Your instructions |
List all the lines in these records that hold "this".

Source material |

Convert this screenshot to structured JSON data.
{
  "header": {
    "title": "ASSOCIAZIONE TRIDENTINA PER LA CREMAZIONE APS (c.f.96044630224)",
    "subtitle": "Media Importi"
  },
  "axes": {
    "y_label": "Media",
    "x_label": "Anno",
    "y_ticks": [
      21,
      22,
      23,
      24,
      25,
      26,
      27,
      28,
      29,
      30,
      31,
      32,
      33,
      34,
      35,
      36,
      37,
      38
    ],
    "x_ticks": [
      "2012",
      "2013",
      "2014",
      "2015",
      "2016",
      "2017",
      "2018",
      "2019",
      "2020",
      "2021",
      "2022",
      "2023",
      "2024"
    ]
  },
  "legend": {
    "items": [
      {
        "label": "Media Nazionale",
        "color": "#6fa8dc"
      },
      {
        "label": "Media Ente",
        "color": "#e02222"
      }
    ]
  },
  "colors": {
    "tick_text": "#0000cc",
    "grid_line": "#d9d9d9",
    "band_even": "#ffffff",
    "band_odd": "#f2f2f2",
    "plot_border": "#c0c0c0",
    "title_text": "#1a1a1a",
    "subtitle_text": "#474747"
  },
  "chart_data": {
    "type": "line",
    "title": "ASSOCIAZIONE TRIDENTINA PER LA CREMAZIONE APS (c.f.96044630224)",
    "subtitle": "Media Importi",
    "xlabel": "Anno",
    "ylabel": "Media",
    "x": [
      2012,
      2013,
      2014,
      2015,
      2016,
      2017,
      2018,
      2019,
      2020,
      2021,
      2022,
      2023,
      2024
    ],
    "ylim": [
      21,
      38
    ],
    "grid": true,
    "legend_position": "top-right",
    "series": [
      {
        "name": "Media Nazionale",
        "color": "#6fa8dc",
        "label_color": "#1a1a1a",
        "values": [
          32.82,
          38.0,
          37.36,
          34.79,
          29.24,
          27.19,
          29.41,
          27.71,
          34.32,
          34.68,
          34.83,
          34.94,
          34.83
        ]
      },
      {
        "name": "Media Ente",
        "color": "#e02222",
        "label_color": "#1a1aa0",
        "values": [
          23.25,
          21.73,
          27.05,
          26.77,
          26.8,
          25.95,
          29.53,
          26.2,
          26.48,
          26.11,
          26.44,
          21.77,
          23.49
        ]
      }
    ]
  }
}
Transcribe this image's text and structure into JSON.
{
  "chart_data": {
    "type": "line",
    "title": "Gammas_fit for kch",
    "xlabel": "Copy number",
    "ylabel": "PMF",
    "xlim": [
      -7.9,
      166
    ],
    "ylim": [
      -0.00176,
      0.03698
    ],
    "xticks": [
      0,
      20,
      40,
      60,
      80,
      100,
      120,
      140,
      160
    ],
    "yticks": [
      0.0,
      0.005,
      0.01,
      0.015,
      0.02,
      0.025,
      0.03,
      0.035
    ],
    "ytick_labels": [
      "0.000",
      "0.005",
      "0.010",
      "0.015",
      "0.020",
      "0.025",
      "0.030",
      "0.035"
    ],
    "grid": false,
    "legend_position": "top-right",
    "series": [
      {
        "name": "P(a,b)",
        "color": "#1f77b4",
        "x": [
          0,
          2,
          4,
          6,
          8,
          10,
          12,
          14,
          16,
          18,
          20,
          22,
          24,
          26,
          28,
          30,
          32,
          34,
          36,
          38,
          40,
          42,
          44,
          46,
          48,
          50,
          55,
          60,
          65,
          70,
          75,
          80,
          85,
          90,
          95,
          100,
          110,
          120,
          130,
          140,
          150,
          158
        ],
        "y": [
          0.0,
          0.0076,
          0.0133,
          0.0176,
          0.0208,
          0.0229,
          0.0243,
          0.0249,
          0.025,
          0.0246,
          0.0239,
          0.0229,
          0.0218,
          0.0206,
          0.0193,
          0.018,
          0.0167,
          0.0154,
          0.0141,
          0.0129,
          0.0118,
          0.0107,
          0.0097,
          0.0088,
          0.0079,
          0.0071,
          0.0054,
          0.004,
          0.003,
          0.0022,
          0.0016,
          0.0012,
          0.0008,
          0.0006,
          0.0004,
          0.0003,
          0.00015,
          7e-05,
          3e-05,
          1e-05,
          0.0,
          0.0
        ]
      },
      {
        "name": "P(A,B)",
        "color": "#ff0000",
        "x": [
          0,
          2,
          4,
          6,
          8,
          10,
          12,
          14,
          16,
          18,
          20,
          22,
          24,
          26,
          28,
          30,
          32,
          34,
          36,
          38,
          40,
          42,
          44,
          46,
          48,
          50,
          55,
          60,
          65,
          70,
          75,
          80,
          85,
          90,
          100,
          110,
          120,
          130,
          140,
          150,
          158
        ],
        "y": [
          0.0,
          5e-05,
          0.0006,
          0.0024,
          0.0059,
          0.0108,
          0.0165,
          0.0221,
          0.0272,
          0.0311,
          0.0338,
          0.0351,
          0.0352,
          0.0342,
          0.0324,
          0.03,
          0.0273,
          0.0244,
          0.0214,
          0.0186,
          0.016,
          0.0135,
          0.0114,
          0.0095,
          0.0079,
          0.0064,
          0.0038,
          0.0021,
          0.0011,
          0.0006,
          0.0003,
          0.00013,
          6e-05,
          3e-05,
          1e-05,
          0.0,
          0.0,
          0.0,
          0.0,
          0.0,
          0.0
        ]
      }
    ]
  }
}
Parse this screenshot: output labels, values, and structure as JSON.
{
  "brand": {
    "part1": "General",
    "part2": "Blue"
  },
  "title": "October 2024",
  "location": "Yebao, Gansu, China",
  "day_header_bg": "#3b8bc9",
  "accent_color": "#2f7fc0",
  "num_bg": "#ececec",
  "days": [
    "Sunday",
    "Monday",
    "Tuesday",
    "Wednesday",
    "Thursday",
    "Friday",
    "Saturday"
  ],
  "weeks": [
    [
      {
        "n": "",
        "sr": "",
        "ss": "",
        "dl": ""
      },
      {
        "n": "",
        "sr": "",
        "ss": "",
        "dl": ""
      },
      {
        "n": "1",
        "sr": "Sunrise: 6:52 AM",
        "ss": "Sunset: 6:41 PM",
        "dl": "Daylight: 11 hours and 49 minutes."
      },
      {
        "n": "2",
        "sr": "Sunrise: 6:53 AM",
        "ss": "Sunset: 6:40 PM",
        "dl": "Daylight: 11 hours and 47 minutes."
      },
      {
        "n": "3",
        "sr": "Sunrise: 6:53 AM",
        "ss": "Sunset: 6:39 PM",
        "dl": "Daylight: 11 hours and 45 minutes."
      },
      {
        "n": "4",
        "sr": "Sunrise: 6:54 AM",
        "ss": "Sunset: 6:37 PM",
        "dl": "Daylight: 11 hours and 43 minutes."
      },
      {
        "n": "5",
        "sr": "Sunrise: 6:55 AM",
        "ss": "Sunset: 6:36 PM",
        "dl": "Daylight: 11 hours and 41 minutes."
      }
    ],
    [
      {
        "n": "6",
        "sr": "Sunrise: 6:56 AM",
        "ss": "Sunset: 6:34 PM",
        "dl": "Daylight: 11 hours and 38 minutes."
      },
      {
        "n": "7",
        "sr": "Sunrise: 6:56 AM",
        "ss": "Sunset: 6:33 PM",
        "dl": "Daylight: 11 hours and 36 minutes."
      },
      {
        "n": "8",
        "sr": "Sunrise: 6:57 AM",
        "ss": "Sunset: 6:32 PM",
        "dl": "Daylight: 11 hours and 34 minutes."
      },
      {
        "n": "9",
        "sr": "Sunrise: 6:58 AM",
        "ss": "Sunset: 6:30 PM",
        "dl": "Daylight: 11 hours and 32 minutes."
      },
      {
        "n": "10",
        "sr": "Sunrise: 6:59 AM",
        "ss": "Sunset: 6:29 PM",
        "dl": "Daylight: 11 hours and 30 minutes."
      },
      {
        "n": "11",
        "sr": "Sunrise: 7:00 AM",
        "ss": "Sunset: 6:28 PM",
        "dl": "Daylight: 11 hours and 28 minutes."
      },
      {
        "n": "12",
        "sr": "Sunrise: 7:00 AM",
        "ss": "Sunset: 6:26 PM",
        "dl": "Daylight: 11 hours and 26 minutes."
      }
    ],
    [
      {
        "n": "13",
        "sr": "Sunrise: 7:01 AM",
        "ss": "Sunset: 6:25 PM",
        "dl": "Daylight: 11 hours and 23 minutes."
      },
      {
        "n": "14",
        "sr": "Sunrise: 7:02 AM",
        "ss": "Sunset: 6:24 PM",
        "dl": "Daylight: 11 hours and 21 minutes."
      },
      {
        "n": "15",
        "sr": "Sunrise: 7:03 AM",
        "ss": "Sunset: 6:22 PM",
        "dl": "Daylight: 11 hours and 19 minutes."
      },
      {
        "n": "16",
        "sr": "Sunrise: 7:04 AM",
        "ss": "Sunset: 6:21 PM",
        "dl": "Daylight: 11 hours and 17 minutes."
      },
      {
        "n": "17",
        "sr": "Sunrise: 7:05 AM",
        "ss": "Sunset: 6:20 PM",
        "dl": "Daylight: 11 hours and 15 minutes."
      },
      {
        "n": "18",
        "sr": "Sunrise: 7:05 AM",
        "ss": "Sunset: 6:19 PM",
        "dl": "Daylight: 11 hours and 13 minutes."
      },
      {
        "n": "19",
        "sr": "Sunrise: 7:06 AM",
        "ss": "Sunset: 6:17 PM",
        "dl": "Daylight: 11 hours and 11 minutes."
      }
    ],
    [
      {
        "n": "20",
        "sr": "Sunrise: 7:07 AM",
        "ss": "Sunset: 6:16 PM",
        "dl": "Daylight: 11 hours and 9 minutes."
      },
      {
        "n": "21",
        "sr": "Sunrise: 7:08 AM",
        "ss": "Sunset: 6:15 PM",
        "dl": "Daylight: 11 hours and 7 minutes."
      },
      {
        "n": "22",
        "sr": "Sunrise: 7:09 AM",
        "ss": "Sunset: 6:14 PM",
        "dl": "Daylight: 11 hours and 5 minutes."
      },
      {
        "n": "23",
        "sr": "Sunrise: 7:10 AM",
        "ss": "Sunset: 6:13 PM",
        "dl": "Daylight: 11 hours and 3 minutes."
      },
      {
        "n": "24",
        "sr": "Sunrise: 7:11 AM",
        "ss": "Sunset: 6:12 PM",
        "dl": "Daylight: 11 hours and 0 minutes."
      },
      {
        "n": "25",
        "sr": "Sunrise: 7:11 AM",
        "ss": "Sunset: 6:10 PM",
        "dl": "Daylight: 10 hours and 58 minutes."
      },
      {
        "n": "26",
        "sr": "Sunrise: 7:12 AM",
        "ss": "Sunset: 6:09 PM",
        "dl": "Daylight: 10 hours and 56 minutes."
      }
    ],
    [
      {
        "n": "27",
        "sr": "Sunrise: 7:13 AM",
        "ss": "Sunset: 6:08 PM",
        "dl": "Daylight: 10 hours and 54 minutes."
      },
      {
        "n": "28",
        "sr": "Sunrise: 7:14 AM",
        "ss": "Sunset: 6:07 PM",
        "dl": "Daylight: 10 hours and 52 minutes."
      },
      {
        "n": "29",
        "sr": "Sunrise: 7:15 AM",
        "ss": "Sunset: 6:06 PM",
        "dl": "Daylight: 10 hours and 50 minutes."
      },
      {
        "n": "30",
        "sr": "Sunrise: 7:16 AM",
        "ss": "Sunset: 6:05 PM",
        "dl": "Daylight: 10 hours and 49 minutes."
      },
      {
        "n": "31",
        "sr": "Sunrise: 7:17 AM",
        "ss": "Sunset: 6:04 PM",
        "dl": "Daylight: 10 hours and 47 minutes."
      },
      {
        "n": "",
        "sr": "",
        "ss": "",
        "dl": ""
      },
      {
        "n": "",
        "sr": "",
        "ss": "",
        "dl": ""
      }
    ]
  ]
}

Response to the task |
Convert this screenshot to structured JSON data.
Transcribe this image's text and structure into JSON.
Parse this screenshot: output labels, values, and structure as JSON.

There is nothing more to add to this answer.